CHALLENGE:
In the records below, pick out all lines containing the word "rozliczane".

[Data items]
=-=-=-=-=

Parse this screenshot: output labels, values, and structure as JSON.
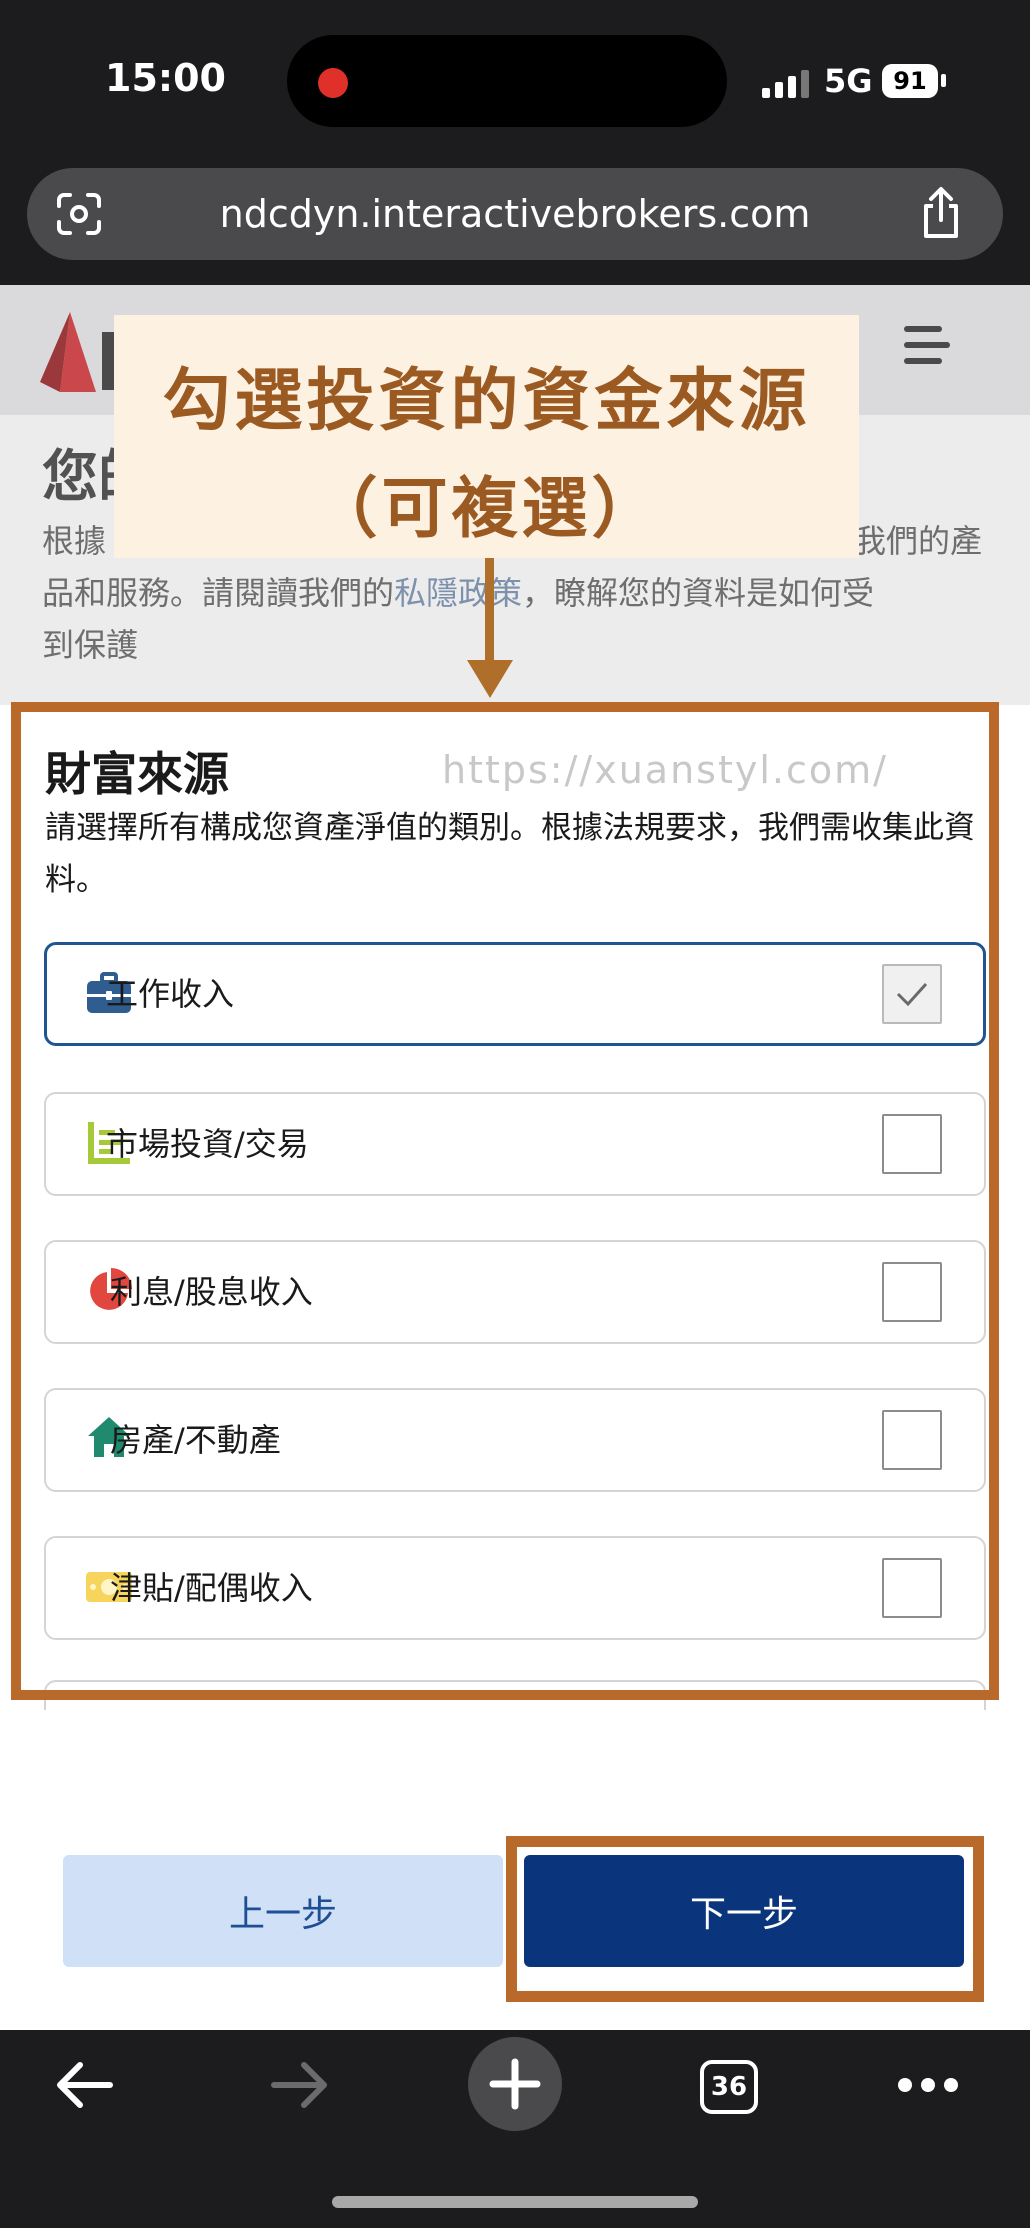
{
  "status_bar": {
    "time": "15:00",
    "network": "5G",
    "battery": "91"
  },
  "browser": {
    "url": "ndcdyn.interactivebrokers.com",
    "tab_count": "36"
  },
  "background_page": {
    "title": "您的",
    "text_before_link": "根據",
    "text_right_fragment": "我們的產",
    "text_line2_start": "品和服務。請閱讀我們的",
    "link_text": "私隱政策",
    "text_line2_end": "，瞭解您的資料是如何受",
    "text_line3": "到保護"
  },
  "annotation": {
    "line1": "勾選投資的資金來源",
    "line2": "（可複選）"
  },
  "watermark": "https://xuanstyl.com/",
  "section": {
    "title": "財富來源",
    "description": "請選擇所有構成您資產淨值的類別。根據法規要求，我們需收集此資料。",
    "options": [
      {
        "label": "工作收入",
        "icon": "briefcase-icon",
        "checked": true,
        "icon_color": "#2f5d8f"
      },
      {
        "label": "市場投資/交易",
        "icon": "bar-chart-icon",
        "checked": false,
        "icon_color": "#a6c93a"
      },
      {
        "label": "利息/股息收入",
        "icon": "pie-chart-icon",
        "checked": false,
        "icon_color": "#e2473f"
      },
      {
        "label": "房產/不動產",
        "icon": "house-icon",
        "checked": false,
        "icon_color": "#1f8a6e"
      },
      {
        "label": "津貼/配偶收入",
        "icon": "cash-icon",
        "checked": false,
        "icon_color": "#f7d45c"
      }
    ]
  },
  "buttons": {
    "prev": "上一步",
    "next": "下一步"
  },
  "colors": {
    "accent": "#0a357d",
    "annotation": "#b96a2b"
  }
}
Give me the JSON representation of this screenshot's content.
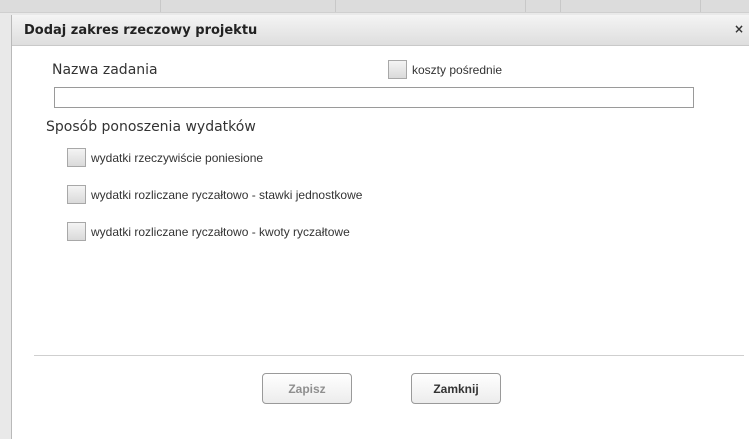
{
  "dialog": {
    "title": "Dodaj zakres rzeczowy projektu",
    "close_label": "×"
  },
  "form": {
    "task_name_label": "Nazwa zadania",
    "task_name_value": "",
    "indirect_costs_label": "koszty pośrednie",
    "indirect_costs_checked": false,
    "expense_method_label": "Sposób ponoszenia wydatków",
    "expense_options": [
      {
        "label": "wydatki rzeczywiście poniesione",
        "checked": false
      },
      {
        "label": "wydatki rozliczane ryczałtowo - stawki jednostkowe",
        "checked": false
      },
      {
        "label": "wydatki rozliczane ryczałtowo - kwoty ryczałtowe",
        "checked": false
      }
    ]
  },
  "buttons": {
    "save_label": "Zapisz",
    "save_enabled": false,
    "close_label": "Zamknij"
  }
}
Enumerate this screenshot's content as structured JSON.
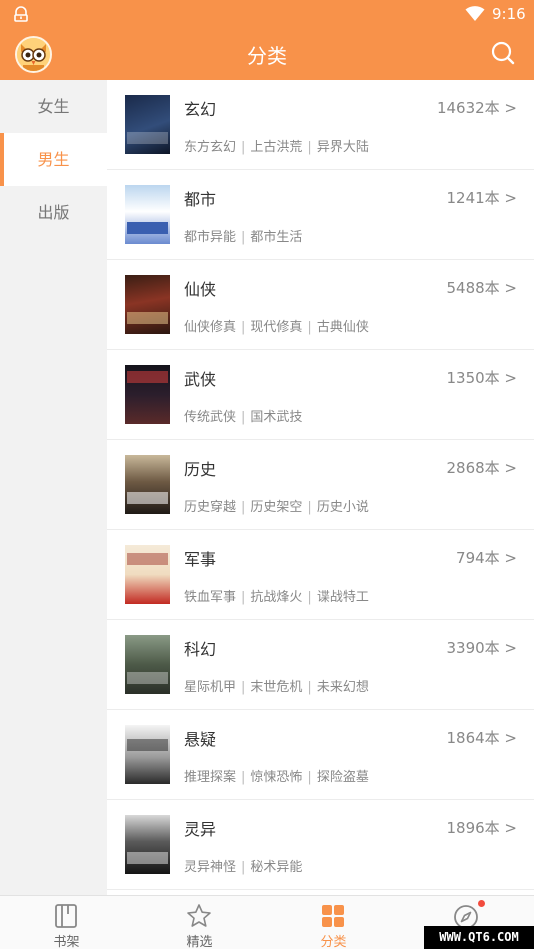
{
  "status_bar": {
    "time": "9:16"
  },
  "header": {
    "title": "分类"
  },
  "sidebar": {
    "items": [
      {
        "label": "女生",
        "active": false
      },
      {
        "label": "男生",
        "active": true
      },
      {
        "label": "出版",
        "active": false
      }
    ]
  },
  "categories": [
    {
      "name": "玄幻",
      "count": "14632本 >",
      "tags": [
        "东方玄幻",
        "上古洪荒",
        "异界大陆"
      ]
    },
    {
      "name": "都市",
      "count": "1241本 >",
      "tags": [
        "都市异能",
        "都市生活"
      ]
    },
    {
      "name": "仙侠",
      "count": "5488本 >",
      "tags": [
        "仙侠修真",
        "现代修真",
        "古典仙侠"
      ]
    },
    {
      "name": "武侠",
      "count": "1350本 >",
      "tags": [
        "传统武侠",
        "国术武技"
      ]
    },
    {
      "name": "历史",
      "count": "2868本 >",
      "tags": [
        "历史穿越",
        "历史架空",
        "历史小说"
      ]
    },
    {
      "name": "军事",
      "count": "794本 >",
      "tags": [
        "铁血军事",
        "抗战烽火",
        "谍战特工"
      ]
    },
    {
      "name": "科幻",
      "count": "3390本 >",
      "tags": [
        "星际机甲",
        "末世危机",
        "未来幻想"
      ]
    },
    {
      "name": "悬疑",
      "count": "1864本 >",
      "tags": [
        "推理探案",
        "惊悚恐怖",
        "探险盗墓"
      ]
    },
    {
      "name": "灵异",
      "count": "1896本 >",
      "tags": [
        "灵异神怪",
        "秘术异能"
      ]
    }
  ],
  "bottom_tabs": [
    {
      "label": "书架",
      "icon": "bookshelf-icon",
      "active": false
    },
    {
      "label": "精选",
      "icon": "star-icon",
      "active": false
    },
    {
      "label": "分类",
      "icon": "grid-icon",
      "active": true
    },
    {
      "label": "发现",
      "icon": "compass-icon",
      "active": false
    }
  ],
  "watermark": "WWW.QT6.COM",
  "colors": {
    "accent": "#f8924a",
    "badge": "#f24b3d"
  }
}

=-=-=-=-=

REPLY TO THE TASK:
        "label": "wydatki rozliczane ryczałtowo - stawki jednostkowe",
        "label": "wydatki rozliczane ryczałtowo - kwoty ryczałtowe",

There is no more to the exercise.